Layout annotation data:
--- start ---

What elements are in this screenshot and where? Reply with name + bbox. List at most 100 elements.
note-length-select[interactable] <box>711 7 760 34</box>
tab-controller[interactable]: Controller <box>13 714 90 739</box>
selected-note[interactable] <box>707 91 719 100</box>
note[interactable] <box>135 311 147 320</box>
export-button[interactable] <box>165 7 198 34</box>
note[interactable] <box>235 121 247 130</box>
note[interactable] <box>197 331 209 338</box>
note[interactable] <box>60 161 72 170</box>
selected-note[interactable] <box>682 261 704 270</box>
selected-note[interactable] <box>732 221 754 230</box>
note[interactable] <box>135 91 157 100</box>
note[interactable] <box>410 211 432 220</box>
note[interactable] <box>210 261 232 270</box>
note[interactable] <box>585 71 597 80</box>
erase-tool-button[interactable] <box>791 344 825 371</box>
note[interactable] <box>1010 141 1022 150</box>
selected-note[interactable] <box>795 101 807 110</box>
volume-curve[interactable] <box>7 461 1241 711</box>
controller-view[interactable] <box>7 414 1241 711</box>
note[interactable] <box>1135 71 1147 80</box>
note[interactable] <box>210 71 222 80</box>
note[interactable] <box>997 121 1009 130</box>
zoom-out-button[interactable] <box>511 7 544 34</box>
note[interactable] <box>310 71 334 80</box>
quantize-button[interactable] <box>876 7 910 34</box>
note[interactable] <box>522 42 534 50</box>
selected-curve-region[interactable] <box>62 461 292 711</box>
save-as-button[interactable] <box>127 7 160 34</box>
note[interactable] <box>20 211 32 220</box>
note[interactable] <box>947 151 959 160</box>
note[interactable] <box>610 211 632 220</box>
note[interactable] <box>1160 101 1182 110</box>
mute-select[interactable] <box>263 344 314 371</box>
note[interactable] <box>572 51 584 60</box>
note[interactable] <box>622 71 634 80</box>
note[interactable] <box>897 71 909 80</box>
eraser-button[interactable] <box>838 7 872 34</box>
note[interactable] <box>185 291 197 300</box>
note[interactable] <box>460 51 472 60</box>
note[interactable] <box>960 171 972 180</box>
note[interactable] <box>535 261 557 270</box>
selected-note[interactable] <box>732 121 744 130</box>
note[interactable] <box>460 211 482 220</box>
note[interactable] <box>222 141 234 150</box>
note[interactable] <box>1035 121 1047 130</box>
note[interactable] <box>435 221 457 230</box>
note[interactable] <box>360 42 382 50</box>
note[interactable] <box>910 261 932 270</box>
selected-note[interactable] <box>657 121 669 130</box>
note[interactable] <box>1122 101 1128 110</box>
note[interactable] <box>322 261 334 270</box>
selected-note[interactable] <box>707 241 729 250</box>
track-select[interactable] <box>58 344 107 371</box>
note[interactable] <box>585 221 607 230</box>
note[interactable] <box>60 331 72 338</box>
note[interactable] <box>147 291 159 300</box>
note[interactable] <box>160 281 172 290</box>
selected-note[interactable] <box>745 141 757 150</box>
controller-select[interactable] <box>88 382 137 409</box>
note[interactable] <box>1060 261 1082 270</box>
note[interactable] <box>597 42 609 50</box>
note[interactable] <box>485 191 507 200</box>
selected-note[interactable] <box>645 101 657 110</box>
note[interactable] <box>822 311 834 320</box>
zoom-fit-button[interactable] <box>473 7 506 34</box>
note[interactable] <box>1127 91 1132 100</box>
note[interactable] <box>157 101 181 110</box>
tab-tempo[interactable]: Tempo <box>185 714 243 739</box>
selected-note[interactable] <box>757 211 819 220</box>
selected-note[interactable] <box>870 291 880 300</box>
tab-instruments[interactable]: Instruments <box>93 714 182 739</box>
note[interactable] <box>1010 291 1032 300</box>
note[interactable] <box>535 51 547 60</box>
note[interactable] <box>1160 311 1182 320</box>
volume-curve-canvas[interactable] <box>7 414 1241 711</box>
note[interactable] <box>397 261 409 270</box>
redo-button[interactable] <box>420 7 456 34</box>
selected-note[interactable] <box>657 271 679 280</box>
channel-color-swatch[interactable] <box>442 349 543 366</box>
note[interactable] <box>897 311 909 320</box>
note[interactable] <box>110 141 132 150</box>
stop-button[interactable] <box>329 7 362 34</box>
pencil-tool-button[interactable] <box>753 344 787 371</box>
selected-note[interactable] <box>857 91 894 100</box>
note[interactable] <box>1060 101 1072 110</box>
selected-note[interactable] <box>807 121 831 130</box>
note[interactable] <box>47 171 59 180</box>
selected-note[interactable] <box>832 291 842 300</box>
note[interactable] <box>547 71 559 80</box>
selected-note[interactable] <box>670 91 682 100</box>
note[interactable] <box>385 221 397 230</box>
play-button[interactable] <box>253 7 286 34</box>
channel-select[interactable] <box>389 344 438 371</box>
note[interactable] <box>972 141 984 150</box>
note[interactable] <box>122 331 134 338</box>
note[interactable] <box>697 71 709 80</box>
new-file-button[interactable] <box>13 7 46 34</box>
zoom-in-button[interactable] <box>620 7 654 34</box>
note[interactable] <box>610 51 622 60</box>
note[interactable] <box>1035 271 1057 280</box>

--- end ---

Rewrite the records above, changing every "selected-note" to "highlighted-note" and leaving everything else untouched.

What elements are in this screenshot and where? Reply with name + bbox. List at most 100 elements.
note-length-select[interactable] <box>711 7 760 34</box>
tab-controller[interactable]: Controller <box>13 714 90 739</box>
highlighted-note[interactable] <box>707 91 719 100</box>
note[interactable] <box>135 311 147 320</box>
export-button[interactable] <box>165 7 198 34</box>
note[interactable] <box>235 121 247 130</box>
note[interactable] <box>197 331 209 338</box>
note[interactable] <box>60 161 72 170</box>
highlighted-note[interactable] <box>682 261 704 270</box>
highlighted-note[interactable] <box>732 221 754 230</box>
note[interactable] <box>135 91 157 100</box>
note[interactable] <box>410 211 432 220</box>
note[interactable] <box>210 261 232 270</box>
note[interactable] <box>585 71 597 80</box>
erase-tool-button[interactable] <box>791 344 825 371</box>
note[interactable] <box>1010 141 1022 150</box>
highlighted-note[interactable] <box>795 101 807 110</box>
volume-curve[interactable] <box>7 461 1241 711</box>
controller-view[interactable] <box>7 414 1241 711</box>
note[interactable] <box>1135 71 1147 80</box>
note[interactable] <box>210 71 222 80</box>
note[interactable] <box>997 121 1009 130</box>
zoom-out-button[interactable] <box>511 7 544 34</box>
note[interactable] <box>310 71 334 80</box>
quantize-button[interactable] <box>876 7 910 34</box>
note[interactable] <box>522 42 534 50</box>
selected-curve-region[interactable] <box>62 461 292 711</box>
save-as-button[interactable] <box>127 7 160 34</box>
note[interactable] <box>20 211 32 220</box>
note[interactable] <box>947 151 959 160</box>
note[interactable] <box>610 211 632 220</box>
note[interactable] <box>1160 101 1182 110</box>
mute-select[interactable] <box>263 344 314 371</box>
note[interactable] <box>572 51 584 60</box>
note[interactable] <box>622 71 634 80</box>
note[interactable] <box>897 71 909 80</box>
eraser-button[interactable] <box>838 7 872 34</box>
note[interactable] <box>185 291 197 300</box>
note[interactable] <box>460 51 472 60</box>
note[interactable] <box>960 171 972 180</box>
note[interactable] <box>535 261 557 270</box>
highlighted-note[interactable] <box>732 121 744 130</box>
note[interactable] <box>460 211 482 220</box>
note[interactable] <box>222 141 234 150</box>
note[interactable] <box>1035 121 1047 130</box>
note[interactable] <box>435 221 457 230</box>
note[interactable] <box>360 42 382 50</box>
note[interactable] <box>910 261 932 270</box>
highlighted-note[interactable] <box>657 121 669 130</box>
note[interactable] <box>1122 101 1128 110</box>
note[interactable] <box>322 261 334 270</box>
highlighted-note[interactable] <box>707 241 729 250</box>
track-select[interactable] <box>58 344 107 371</box>
note[interactable] <box>585 221 607 230</box>
note[interactable] <box>60 331 72 338</box>
note[interactable] <box>147 291 159 300</box>
note[interactable] <box>160 281 172 290</box>
highlighted-note[interactable] <box>745 141 757 150</box>
controller-select[interactable] <box>88 382 137 409</box>
note[interactable] <box>1060 261 1082 270</box>
note[interactable] <box>597 42 609 50</box>
note[interactable] <box>485 191 507 200</box>
highlighted-note[interactable] <box>645 101 657 110</box>
note[interactable] <box>822 311 834 320</box>
zoom-fit-button[interactable] <box>473 7 506 34</box>
note[interactable] <box>1127 91 1132 100</box>
note[interactable] <box>157 101 181 110</box>
tab-tempo[interactable]: Tempo <box>185 714 243 739</box>
highlighted-note[interactable] <box>757 211 819 220</box>
highlighted-note[interactable] <box>870 291 880 300</box>
tab-instruments[interactable]: Instruments <box>93 714 182 739</box>
note[interactable] <box>1010 291 1032 300</box>
note[interactable] <box>535 51 547 60</box>
note[interactable] <box>1160 311 1182 320</box>
volume-curve-canvas[interactable] <box>7 414 1241 711</box>
note[interactable] <box>397 261 409 270</box>
redo-button[interactable] <box>420 7 456 34</box>
highlighted-note[interactable] <box>657 271 679 280</box>
channel-color-swatch[interactable] <box>442 349 543 366</box>
note[interactable] <box>897 311 909 320</box>
note[interactable] <box>110 141 132 150</box>
stop-button[interactable] <box>329 7 362 34</box>
pencil-tool-button[interactable] <box>753 344 787 371</box>
highlighted-note[interactable] <box>857 91 894 100</box>
note[interactable] <box>1060 101 1072 110</box>
highlighted-note[interactable] <box>807 121 831 130</box>
note[interactable] <box>47 171 59 180</box>
highlighted-note[interactable] <box>832 291 842 300</box>
note[interactable] <box>547 71 559 80</box>
highlighted-note[interactable] <box>670 91 682 100</box>
note[interactable] <box>385 221 397 230</box>
play-button[interactable] <box>253 7 286 34</box>
channel-select[interactable] <box>389 344 438 371</box>
note[interactable] <box>972 141 984 150</box>
note[interactable] <box>122 331 134 338</box>
note[interactable] <box>697 71 709 80</box>
new-file-button[interactable] <box>13 7 46 34</box>
zoom-in-button[interactable] <box>620 7 654 34</box>
note[interactable] <box>610 51 622 60</box>
note[interactable] <box>1035 271 1057 280</box>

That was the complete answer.